The problem
Wherever the string "cakes" occurs in a line of these records, report that line.

Available data
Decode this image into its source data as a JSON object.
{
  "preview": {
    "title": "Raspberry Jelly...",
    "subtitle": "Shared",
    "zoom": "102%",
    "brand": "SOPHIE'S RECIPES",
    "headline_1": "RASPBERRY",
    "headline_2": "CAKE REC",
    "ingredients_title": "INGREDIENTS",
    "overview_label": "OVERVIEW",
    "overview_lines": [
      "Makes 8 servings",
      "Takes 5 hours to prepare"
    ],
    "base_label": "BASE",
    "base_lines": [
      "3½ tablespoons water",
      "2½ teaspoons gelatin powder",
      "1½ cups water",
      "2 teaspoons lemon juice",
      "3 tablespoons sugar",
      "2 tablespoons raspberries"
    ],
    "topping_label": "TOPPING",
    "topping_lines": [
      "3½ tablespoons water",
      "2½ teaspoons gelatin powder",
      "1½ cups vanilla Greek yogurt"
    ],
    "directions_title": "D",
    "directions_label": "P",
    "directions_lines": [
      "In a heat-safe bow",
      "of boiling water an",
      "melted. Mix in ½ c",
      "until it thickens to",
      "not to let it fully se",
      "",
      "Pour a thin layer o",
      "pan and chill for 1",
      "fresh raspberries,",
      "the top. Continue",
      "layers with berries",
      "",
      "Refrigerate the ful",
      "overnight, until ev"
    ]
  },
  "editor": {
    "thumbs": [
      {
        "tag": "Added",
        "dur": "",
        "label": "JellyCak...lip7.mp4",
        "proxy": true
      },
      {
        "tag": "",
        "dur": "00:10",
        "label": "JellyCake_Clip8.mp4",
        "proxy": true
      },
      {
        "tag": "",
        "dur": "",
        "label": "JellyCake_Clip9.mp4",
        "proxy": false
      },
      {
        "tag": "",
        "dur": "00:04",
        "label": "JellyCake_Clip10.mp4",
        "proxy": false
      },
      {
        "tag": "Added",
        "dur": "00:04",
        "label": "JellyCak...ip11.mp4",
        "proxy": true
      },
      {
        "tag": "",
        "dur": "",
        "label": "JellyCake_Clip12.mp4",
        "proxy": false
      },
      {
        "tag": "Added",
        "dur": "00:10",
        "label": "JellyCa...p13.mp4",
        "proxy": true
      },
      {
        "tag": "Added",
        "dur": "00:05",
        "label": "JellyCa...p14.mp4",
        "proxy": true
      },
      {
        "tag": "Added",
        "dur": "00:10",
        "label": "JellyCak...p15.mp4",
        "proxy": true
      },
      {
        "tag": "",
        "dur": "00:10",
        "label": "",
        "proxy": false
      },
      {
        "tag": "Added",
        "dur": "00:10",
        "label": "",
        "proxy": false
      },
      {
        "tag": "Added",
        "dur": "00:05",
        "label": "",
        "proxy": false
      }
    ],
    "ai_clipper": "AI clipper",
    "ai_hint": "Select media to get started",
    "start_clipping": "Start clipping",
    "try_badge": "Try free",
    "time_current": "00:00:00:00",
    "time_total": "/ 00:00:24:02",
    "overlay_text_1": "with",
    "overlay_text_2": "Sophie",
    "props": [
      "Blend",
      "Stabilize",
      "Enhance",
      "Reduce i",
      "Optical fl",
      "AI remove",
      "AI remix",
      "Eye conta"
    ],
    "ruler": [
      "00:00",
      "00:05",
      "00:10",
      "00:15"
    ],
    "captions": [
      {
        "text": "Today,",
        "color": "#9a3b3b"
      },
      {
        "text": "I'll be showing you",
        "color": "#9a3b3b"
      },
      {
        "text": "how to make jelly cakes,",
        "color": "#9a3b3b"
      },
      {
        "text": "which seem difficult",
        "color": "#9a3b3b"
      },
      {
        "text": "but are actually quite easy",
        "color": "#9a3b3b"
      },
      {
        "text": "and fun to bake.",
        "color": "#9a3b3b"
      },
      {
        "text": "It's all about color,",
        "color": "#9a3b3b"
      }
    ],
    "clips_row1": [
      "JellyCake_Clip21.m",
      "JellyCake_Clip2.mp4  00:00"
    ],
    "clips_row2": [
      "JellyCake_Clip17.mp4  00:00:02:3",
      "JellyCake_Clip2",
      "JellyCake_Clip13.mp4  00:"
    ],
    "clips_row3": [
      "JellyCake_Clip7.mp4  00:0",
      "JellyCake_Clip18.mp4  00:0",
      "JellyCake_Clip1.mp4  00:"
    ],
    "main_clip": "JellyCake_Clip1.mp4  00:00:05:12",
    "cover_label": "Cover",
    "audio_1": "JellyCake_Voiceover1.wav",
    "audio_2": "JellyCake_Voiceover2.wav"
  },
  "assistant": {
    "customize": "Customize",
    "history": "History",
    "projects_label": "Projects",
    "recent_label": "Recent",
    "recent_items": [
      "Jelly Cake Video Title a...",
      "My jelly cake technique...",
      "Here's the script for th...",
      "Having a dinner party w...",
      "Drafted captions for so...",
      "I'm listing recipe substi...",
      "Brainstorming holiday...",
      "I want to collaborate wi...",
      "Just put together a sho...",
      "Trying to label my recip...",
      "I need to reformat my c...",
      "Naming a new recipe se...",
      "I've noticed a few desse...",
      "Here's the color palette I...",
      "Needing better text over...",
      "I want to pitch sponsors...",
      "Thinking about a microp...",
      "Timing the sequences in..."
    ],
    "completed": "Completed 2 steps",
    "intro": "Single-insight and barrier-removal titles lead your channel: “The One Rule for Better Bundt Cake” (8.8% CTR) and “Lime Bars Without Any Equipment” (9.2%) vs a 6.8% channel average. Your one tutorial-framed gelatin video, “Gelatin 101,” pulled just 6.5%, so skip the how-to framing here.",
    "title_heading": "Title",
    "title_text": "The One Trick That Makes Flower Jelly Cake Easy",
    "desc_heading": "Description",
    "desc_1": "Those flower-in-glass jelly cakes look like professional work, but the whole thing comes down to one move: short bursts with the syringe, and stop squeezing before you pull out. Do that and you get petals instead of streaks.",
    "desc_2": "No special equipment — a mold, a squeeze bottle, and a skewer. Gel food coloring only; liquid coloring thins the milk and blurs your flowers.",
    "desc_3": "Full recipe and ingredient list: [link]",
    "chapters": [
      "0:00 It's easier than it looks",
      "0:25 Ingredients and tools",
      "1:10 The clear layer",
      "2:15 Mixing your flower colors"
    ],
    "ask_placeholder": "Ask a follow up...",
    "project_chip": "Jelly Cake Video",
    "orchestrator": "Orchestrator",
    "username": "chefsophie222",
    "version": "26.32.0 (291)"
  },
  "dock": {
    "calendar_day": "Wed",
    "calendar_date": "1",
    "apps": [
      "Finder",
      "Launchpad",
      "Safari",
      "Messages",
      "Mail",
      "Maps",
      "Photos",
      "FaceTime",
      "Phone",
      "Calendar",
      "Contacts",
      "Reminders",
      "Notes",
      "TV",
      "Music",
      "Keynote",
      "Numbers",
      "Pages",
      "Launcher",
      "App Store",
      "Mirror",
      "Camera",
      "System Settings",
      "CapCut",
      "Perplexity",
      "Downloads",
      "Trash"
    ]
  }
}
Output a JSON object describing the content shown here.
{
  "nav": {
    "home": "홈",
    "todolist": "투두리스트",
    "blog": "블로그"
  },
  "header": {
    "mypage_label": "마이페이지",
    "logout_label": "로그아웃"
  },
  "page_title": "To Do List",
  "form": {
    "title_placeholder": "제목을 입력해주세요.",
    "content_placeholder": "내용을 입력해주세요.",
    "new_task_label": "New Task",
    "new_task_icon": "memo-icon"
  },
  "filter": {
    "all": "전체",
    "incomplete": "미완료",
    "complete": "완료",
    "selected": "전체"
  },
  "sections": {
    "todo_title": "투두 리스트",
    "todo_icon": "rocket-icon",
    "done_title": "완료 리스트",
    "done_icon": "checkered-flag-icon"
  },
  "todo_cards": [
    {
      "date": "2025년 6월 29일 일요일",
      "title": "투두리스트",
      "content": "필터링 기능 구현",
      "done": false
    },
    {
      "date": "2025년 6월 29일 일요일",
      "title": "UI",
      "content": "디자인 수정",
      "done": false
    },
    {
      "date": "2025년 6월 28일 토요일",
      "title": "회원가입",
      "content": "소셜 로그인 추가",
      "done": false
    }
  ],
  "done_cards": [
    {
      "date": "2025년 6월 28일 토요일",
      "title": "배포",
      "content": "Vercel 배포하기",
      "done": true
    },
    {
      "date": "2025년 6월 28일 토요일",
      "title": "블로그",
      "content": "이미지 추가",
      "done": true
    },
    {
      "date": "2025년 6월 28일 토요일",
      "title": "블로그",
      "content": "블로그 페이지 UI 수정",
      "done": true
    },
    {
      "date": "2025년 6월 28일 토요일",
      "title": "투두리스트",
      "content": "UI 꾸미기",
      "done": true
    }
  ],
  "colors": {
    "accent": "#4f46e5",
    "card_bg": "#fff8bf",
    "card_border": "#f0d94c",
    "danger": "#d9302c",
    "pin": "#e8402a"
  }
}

Response to the task
        "text": "how to make jelly cakes,",
    "desc_1": "Those flower-in-glass jelly cakes look like professional work, but the whole thing comes down to one move: short bursts with the syringe, and stop squeezing before you pull out. Do that and you get petals instead of streaks.",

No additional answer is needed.